** BEGIN DATASET ROWS **

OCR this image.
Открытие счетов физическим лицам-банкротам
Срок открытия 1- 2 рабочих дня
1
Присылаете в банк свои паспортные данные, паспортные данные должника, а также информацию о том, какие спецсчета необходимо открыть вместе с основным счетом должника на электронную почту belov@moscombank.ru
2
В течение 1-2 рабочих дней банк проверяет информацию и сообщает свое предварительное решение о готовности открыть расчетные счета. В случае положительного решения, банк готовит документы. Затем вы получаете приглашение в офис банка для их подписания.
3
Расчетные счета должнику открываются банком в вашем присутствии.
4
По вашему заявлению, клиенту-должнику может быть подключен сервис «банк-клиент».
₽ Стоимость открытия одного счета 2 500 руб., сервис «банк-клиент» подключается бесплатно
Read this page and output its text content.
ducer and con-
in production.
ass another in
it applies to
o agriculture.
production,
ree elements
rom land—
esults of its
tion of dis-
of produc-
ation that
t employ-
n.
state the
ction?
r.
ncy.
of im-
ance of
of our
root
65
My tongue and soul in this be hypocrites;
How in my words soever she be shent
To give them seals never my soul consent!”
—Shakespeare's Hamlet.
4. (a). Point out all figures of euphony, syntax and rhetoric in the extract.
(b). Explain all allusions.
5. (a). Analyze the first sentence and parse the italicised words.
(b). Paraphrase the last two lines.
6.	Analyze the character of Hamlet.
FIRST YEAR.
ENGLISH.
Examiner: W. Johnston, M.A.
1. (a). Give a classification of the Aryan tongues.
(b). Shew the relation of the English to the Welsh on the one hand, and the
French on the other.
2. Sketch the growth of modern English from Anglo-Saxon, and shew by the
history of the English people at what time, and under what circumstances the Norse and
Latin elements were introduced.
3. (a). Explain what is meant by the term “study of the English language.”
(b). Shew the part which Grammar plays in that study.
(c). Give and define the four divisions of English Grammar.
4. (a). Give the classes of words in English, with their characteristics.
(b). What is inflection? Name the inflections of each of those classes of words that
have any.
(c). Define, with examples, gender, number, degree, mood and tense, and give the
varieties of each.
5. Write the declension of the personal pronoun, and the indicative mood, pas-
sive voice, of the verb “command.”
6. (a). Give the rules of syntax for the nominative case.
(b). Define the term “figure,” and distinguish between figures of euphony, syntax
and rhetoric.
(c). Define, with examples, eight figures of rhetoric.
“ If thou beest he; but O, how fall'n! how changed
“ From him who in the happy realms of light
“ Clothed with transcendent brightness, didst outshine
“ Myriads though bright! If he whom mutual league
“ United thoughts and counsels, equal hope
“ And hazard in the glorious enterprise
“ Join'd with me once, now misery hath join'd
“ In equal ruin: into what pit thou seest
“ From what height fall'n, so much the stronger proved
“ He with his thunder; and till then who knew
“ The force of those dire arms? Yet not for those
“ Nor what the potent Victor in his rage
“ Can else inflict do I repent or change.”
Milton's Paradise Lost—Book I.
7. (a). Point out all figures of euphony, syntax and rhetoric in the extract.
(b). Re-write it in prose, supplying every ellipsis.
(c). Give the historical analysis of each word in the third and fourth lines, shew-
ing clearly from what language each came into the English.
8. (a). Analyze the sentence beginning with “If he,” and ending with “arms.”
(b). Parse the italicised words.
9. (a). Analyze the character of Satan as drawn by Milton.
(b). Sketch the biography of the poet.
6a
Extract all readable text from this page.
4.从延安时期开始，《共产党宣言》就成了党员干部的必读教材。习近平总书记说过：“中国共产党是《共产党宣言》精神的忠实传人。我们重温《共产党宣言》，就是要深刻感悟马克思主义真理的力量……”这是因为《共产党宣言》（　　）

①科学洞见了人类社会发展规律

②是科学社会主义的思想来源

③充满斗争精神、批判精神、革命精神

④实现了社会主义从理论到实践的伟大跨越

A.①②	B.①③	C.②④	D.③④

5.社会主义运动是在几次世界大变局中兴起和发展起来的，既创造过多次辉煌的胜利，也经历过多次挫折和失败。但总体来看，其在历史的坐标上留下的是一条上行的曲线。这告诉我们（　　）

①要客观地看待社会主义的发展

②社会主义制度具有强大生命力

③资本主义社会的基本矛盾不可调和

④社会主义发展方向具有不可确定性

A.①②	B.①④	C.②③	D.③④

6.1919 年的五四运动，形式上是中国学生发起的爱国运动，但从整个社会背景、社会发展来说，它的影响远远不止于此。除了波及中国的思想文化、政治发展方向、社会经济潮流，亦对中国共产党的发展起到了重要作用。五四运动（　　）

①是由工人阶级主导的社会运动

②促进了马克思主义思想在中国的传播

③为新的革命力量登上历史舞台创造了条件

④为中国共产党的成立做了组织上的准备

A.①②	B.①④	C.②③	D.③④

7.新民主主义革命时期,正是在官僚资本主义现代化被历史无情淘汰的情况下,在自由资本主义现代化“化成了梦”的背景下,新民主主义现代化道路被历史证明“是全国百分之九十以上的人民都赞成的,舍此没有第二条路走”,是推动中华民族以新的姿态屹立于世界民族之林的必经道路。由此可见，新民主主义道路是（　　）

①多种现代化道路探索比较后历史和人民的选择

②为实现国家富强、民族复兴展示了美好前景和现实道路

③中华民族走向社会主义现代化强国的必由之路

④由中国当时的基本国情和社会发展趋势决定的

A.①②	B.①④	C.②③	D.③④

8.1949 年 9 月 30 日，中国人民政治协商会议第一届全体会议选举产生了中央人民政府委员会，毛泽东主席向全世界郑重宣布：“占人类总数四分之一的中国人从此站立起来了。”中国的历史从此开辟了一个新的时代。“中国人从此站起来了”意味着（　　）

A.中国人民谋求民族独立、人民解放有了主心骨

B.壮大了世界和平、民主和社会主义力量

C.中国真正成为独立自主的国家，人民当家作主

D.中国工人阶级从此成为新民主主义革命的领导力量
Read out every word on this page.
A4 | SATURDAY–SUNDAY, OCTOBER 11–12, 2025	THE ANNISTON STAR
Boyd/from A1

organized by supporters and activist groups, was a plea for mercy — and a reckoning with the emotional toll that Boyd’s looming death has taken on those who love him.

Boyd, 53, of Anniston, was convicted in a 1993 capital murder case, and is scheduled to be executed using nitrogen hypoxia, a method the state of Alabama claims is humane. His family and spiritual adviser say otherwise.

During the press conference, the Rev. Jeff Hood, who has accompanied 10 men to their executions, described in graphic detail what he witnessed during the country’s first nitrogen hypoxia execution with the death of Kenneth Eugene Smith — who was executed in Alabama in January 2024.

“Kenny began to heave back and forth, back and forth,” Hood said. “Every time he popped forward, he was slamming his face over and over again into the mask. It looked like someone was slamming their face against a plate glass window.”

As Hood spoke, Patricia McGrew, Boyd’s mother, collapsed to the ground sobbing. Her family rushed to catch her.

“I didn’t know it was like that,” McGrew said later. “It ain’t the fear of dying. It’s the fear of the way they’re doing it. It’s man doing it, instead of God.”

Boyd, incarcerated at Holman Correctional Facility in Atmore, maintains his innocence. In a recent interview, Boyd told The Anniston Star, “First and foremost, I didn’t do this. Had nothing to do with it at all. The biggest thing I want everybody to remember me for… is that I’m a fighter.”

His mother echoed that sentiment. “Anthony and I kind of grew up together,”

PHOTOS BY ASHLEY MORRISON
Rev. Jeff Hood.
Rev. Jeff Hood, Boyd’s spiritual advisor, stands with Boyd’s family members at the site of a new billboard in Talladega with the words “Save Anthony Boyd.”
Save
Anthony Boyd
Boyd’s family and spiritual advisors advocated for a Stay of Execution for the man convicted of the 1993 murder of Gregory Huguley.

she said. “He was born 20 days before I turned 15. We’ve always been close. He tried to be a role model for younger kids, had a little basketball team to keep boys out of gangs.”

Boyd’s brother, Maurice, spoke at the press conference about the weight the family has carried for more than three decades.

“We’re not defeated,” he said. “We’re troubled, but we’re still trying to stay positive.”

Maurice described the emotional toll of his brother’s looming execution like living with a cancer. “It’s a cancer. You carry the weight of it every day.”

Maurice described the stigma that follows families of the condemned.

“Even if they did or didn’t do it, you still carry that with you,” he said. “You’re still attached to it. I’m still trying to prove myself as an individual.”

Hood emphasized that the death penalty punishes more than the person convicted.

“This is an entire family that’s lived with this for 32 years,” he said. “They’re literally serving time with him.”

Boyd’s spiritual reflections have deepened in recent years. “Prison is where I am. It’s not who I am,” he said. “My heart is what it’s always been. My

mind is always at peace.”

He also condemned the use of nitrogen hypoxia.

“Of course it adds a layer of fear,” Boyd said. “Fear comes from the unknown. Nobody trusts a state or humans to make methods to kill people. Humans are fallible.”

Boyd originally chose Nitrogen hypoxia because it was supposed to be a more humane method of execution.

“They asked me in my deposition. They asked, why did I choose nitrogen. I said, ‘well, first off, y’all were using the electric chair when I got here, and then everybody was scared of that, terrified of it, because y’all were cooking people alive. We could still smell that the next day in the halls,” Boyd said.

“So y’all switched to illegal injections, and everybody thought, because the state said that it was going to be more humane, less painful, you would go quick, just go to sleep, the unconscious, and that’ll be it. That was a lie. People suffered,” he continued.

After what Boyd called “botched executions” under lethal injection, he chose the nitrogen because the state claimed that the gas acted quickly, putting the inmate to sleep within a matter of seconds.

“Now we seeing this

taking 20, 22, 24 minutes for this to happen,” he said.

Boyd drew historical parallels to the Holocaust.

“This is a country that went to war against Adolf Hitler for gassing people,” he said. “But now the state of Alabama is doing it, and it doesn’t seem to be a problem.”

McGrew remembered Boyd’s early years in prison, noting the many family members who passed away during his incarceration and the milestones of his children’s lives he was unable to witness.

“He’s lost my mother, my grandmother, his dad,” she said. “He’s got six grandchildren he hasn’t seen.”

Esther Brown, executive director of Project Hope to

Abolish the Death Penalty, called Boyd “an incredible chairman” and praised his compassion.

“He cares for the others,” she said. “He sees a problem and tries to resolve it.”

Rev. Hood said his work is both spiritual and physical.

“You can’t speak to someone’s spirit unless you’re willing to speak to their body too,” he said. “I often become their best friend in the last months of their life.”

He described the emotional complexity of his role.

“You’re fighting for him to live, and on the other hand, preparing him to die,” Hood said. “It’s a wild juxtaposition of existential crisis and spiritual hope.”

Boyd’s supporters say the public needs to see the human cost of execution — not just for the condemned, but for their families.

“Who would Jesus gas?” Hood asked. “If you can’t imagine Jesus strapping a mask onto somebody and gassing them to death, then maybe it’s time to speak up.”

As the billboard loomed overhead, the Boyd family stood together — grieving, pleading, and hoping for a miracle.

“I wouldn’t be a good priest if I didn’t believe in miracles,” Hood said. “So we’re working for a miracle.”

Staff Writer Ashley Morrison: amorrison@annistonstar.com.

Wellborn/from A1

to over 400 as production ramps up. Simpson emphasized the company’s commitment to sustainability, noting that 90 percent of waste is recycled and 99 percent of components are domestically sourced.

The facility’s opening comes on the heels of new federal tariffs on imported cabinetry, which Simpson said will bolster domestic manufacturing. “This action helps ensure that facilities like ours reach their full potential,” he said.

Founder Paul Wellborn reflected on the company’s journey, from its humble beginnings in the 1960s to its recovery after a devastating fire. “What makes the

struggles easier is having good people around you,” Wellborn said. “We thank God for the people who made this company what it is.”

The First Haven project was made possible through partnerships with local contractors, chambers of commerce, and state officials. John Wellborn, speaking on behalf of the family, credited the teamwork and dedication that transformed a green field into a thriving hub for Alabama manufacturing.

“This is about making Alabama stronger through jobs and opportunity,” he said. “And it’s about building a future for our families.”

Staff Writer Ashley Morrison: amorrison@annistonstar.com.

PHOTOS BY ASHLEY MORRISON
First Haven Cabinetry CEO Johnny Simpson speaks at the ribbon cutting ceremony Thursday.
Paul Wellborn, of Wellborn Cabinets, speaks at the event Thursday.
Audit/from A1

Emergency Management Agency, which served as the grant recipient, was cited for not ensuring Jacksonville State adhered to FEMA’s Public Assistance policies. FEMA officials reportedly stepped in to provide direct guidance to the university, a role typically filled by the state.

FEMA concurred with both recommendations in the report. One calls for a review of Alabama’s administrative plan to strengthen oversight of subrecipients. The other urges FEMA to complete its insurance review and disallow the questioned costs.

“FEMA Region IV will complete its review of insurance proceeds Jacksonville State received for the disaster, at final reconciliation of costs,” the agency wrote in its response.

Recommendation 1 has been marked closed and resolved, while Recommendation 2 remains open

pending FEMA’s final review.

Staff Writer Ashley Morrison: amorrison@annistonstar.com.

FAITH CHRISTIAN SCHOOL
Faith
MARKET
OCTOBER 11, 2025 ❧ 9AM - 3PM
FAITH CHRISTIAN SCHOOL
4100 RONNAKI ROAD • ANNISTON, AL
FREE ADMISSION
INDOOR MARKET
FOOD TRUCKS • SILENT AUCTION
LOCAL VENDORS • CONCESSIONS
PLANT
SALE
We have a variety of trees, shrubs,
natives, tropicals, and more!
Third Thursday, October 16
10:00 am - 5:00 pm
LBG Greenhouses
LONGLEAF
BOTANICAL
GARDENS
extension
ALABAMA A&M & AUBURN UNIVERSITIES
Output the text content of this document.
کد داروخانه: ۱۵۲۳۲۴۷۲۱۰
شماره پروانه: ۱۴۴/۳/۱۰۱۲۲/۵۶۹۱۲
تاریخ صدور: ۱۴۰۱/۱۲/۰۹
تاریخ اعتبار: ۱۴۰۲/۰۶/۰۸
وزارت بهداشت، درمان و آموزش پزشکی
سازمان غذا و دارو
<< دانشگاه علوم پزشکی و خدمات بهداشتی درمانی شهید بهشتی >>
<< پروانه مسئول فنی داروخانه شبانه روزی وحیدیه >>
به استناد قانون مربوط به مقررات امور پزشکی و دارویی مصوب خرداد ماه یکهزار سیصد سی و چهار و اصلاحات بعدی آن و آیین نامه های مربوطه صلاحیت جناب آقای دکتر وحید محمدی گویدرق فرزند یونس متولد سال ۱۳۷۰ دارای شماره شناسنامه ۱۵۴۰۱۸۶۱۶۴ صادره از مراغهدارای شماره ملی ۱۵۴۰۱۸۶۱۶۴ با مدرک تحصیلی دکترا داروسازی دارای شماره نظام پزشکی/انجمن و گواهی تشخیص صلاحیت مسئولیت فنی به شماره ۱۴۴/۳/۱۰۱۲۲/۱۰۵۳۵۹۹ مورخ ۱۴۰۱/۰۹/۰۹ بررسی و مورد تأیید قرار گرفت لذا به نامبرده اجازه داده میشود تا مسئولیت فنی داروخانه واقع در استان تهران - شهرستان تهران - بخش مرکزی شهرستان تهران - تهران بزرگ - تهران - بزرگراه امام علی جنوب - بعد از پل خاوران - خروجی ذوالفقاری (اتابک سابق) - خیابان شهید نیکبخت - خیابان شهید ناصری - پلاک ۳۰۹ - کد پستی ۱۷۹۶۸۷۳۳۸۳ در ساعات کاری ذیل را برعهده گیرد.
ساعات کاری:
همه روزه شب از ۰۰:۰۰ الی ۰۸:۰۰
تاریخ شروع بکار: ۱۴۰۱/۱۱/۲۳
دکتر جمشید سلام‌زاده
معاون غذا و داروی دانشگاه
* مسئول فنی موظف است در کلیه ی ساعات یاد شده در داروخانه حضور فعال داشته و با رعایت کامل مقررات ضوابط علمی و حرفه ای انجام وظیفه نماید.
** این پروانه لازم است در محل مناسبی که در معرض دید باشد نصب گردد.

** END DATASET ROWS **

TASK TO COMPLETE. Determine how many lines contain the word "last" and reply with that number alone.

IN RESPONSE. 2